:: Extracted data ::

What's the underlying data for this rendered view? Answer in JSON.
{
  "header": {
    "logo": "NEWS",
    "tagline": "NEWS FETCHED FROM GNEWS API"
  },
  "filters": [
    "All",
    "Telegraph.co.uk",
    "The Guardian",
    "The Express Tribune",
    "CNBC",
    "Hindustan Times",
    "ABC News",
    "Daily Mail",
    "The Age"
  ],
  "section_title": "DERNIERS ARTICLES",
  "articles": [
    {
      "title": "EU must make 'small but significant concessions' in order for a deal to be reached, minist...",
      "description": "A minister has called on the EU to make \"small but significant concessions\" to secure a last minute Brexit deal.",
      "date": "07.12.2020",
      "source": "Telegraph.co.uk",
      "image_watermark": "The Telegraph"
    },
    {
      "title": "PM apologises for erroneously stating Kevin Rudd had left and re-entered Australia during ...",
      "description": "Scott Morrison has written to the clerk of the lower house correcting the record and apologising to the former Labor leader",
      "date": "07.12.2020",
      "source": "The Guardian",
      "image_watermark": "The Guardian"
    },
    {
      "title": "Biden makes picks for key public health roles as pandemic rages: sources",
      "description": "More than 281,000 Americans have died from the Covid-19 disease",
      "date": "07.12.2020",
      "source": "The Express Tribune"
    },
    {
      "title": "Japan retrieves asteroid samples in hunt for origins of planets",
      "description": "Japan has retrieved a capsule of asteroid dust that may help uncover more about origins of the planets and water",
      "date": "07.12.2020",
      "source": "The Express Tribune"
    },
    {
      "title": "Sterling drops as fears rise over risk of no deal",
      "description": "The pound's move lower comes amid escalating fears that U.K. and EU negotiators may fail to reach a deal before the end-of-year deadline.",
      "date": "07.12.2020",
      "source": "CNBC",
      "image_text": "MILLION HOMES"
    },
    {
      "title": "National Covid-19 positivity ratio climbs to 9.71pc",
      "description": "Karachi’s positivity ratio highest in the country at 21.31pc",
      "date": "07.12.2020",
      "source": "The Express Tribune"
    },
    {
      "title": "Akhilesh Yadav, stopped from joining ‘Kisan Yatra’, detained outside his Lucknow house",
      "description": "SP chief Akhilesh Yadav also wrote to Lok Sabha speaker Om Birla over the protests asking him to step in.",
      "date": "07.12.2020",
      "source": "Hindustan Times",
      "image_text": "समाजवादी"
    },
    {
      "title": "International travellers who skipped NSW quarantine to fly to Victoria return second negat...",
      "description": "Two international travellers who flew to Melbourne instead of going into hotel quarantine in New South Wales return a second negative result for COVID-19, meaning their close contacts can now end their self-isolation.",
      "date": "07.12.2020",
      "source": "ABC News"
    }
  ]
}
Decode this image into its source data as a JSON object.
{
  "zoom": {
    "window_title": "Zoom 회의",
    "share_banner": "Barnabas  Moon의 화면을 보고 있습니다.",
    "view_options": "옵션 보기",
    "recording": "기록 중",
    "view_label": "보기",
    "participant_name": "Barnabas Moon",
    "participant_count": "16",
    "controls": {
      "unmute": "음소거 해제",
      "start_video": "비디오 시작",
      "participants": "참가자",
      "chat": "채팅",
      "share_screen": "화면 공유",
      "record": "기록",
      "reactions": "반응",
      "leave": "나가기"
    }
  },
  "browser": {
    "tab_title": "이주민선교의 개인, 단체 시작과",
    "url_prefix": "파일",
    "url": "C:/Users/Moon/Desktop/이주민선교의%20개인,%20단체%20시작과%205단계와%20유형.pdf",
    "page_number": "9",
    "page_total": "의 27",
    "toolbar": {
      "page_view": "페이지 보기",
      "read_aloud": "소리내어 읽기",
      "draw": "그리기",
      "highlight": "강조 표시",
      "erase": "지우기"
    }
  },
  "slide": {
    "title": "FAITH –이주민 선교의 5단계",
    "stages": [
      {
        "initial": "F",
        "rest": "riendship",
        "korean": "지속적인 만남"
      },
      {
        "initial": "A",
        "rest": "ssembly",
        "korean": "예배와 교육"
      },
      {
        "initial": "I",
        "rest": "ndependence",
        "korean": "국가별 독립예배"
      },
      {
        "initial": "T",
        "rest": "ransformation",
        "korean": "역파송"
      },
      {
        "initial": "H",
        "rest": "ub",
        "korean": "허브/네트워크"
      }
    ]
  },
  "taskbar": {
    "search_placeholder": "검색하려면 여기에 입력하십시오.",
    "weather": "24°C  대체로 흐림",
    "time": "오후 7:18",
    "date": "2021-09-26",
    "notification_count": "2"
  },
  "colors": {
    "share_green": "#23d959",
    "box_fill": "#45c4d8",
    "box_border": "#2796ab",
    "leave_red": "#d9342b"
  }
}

:::

> _To be done_
Please quote the data above in full, with no line missing.

> _Response_
What's the underlying data for this rendered view? Answer in JSON.
{
  "header": {
    "logo": "NEWS",
    "tagline": "NEWS FETCHED FROM GNEWS API"
  },
  "filters": [
    "All",
    "Telegraph.co.uk",
    "The Guardian",
    "The Express Tribune",
    "CNBC",
    "Hindustan Times",
    "ABC News",
    "Daily Mail",
    "The Age"
  ],
  "section_title": "DERNIERS ARTICLES",
  "articles": [
    {
      "title": "EU must make 'small but significant concessions' in order for a deal to be reached, minist...",
      "description": "A minister has called on the EU to make \"small but significant concessions\" to secure a last minute Brexit deal.",
      "date": "07.12.2020",
      "source": "Telegraph.co.uk",
      "image_watermark": "The Telegraph"
    },
    {
      "title": "PM apologises for erroneously stating Kevin Rudd had left and re-entered Australia during ...",
      "description": "Scott Morrison has written to the clerk of the lower house correcting the record and apologising to the former Labor leader",
      "date": "07.12.2020",
      "source": "The Guardian",
      "image_watermark": "The Guardian"
    },
    {
      "title": "Biden makes picks for key public health roles as pandemic rages: sources",
      "description": "More than 281,000 Americans have died from the Covid-19 disease",
      "date": "07.12.2020",
      "source": "The Express Tribune"
    },
    {
      "title": "Japan retrieves asteroid samples in hunt for origins of planets",
      "description": "Japan has retrieved a capsule of asteroid dust that may help uncover more about origins of the planets and water",
      "date": "07.12.2020",
      "source": "The Express Tribune"
    },
    {
      "title": "Sterling drops as fears rise over risk of no deal",
      "description": "The pound's move lower comes amid escalating fears that U.K. and EU negotiators may fail to reach a deal before the end-of-year deadline.",
      "date": "07.12.2020",
      "source": "CNBC",
      "image_text": "MILLION HOMES"
    },
    {
      "title": "National Covid-19 positivity ratio climbs to 9.71pc",
      "description": "Karachi’s positivity ratio highest in the country at 21.31pc",
      "date": "07.12.2020",
      "source": "The Express Tribune"
    },
    {
      "title": "Akhilesh Yadav, stopped from joining ‘Kisan Yatra’, detained outside his Lucknow house",
      "description": "SP chief Akhilesh Yadav also wrote to Lok Sabha speaker Om Birla over the protests asking him to step in.",
      "date": "07.12.2020",
      "source": "Hindustan Times",
      "image_text": "समाजवादी"
    },
    {
      "title": "International travellers who skipped NSW quarantine to fly to Victoria return second negat...",
      "description": "Two international travellers who flew to Melbourne instead of going into hotel quarantine in New South Wales return a second negative result for COVID-19, meaning their close contacts can now end their self-isolation.",
      "date": "07.12.2020",
      "source": "ABC News"
    }
  ]
}
Decode this image into its source data as a JSON object.
{
  "zoom": {
    "window_title": "Zoom 회의",
    "share_banner": "Barnabas  Moon의 화면을 보고 있습니다.",
    "view_options": "옵션 보기",
    "recording": "기록 중",
    "view_label": "보기",
    "participant_name": "Barnabas Moon",
    "participant_count": "16",
    "controls": {
      "unmute": "음소거 해제",
      "start_video": "비디오 시작",
      "participants": "참가자",
      "chat": "채팅",
      "share_screen": "화면 공유",
      "record": "기록",
      "reactions": "반응",
      "leave": "나가기"
    }
  },
  "browser": {
    "tab_title": "이주민선교의 개인, 단체 시작과",
    "url_prefix": "파일",
    "url": "C:/Users/Moon/Desktop/이주민선교의%20개인,%20단체%20시작과%205단계와%20유형.pdf",
    "page_number": "9",
    "page_total": "의 27",
    "toolbar": {
      "page_view": "페이지 보기",
      "read_aloud": "소리내어 읽기",
      "draw": "그리기",
      "highlight": "강조 표시",
      "erase": "지우기"
    }
  },
  "slide": {
    "title": "FAITH –이주민 선교의 5단계",
    "stages": [
      {
        "initial": "F",
        "rest": "riendship",
        "korean": "지속적인 만남"
      },
      {
        "initial": "A",
        "rest": "ssembly",
        "korean": "예배와 교육"
      },
      {
        "initial": "I",
        "rest": "ndependence",
        "korean": "국가별 독립예배"
      },
      {
        "initial": "T",
        "rest": "ransformation",
        "korean": "역파송"
      },
      {
        "initial": "H",
        "rest": "ub",
        "korean": "허브/네트워크"
      }
    ]
  },
  "taskbar": {
    "search_placeholder": "검색하려면 여기에 입력하십시오.",
    "weather": "24°C  대체로 흐림",
    "time": "오후 7:18",
    "date": "2021-09-26",
    "notification_count": "2"
  },
  "colors": {
    "share_green": "#23d959",
    "box_fill": "#45c4d8",
    "box_border": "#2796ab",
    "leave_red": "#d9342b"
  }
}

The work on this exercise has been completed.